Challenge: Repeat, word for word, every line from the line holding "What's the underlying" through the final line of the entries below. Skip all pictures.
══════════
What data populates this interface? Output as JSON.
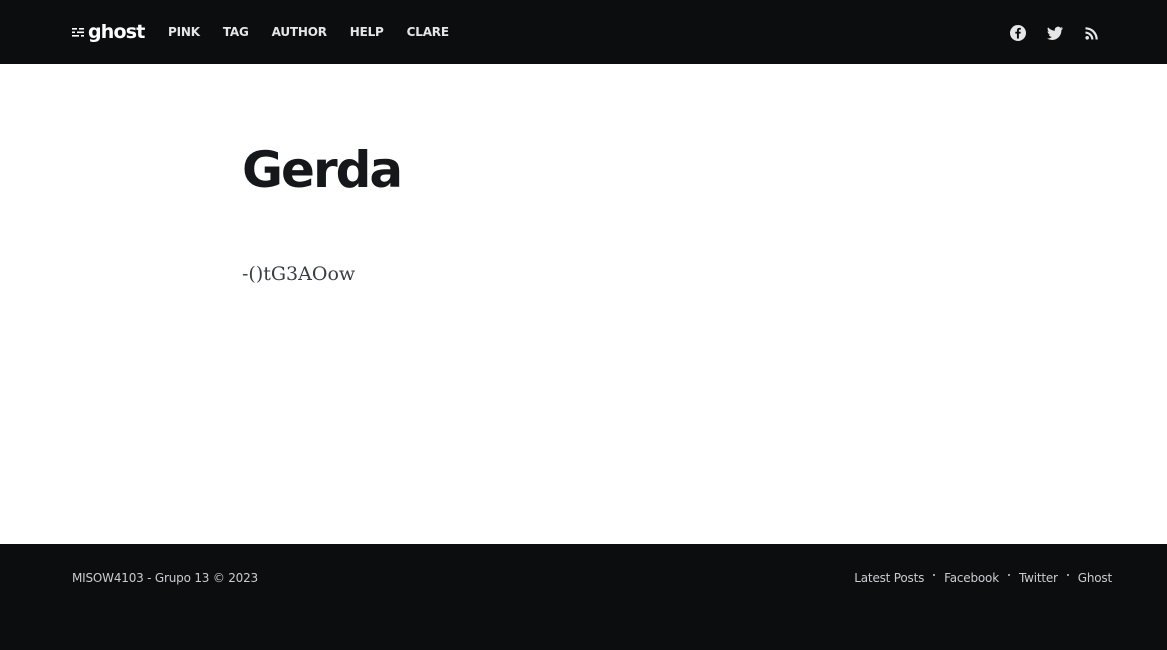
{
  "header": {
    "logo_text": "ghost",
    "nav": [
      {
        "label": "PINK"
      },
      {
        "label": "TAG"
      },
      {
        "label": "AUTHOR"
      },
      {
        "label": "HELP"
      },
      {
        "label": "CLARE"
      }
    ],
    "social_icons": [
      "facebook-icon",
      "twitter-icon",
      "rss-icon"
    ]
  },
  "post": {
    "title": "Gerda",
    "body": "-()tG3AOow"
  },
  "footer": {
    "copyright": "MISOW4103 - Grupo 13 © 2023",
    "links": [
      {
        "label": "Latest Posts"
      },
      {
        "label": "Facebook"
      },
      {
        "label": "Twitter"
      },
      {
        "label": "Ghost"
      }
    ]
  },
  "colors": {
    "header_bg": "#0c0d0f",
    "footer_bg": "#0c0d0f",
    "title_text": "#15171a",
    "nav_text": "#e6e6e6"
  }
}
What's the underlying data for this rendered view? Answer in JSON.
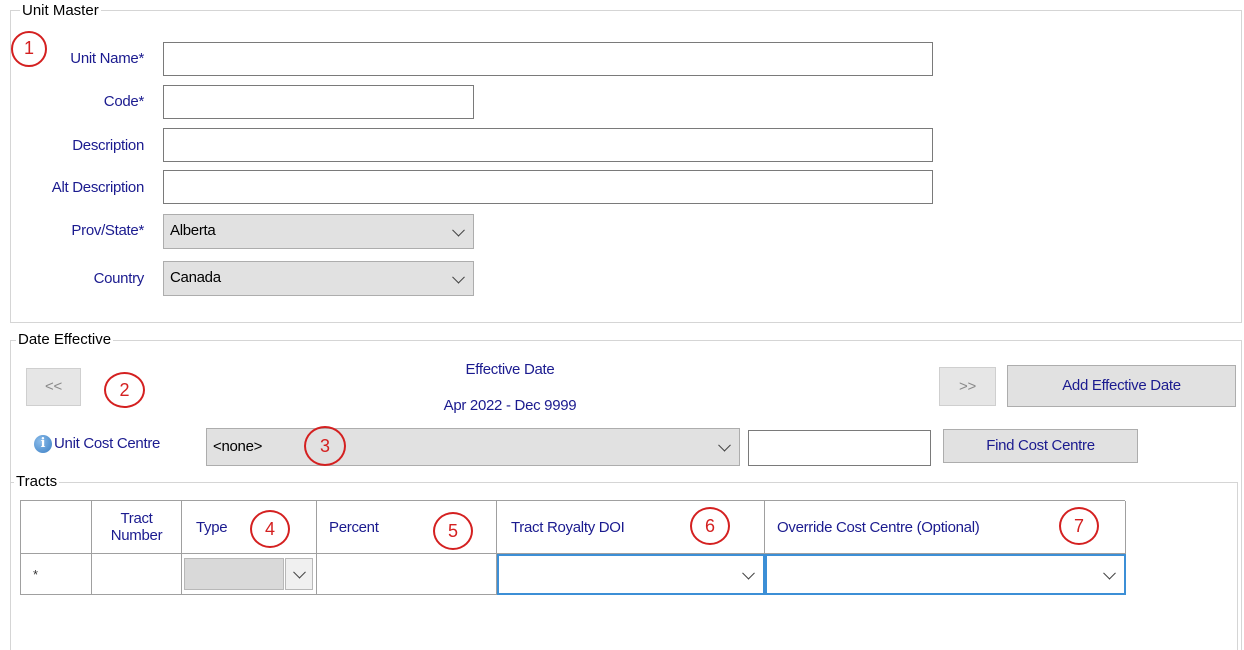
{
  "unit_master": {
    "legend": "Unit Master",
    "unit_name_label": "Unit Name*",
    "code_label": "Code*",
    "description_label": "Description",
    "alt_description_label": "Alt Description",
    "prov_state_label": "Prov/State*",
    "country_label": "Country",
    "unit_name_value": "",
    "code_value": "",
    "description_value": "",
    "alt_description_value": "",
    "prov_state_value": "Alberta",
    "country_value": "Canada"
  },
  "date_effective": {
    "legend": "Date Effective",
    "prev_label": "<<",
    "next_label": ">>",
    "effective_date_title": "Effective Date",
    "effective_date_range": "Apr 2022 - Dec 9999",
    "add_button_label": "Add Effective Date",
    "info_icon": "info-icon",
    "unit_cost_centre_label": "Unit Cost Centre",
    "cost_centre_value": "<none>",
    "cost_centre_search_value": "",
    "find_button_label": "Find Cost Centre"
  },
  "tracts": {
    "legend": "Tracts",
    "columns": [
      "",
      "Tract Number",
      "Type",
      "Percent",
      "Tract Royalty DOI",
      "Override Cost Centre (Optional)"
    ],
    "new_row_marker": "*"
  },
  "annotations": [
    "1",
    "2",
    "3",
    "4",
    "5",
    "6",
    "7"
  ],
  "colors": {
    "label_blue": "#1b1b8f",
    "annotation_red": "#d42020",
    "focus_blue": "#3c8fd6",
    "info_blue": "#3b7fc4"
  }
}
══════════
Task answer:
What's the underlying data for this rendered view? Answer in JSON.
{
  "unit_master": {
    "legend": "Unit Master",
    "unit_name_label": "Unit Name*",
    "code_label": "Code*",
    "description_label": "Description",
    "alt_description_label": "Alt Description",
    "prov_state_label": "Prov/State*",
    "country_label": "Country",
    "unit_name_value": "",
    "code_value": "",
    "description_value": "",
    "alt_description_value": "",
    "prov_state_value": "Alberta",
    "country_value": "Canada"
  },
  "date_effective": {
    "legend": "Date Effective",
    "prev_label": "<<",
    "next_label": ">>",
    "effective_date_title": "Effective Date",
    "effective_date_range": "Apr 2022 - Dec 9999",
    "add_button_label": "Add Effective Date",
    "info_icon": "info-icon",
    "unit_cost_centre_label": "Unit Cost Centre",
    "cost_centre_value": "<none>",
    "cost_centre_search_value": "",
    "find_button_label": "Find Cost Centre"
  },
  "tracts": {
    "legend": "Tracts",
    "columns": [
      "",
      "Tract Number",
      "Type",
      "Percent",
      "Tract Royalty DOI",
      "Override Cost Centre (Optional)"
    ],
    "new_row_marker": "*"
  },
  "annotations": [
    "1",
    "2",
    "3",
    "4",
    "5",
    "6",
    "7"
  ],
  "colors": {
    "label_blue": "#1b1b8f",
    "annotation_red": "#d42020",
    "focus_blue": "#3c8fd6",
    "info_blue": "#3b7fc4"
  }
}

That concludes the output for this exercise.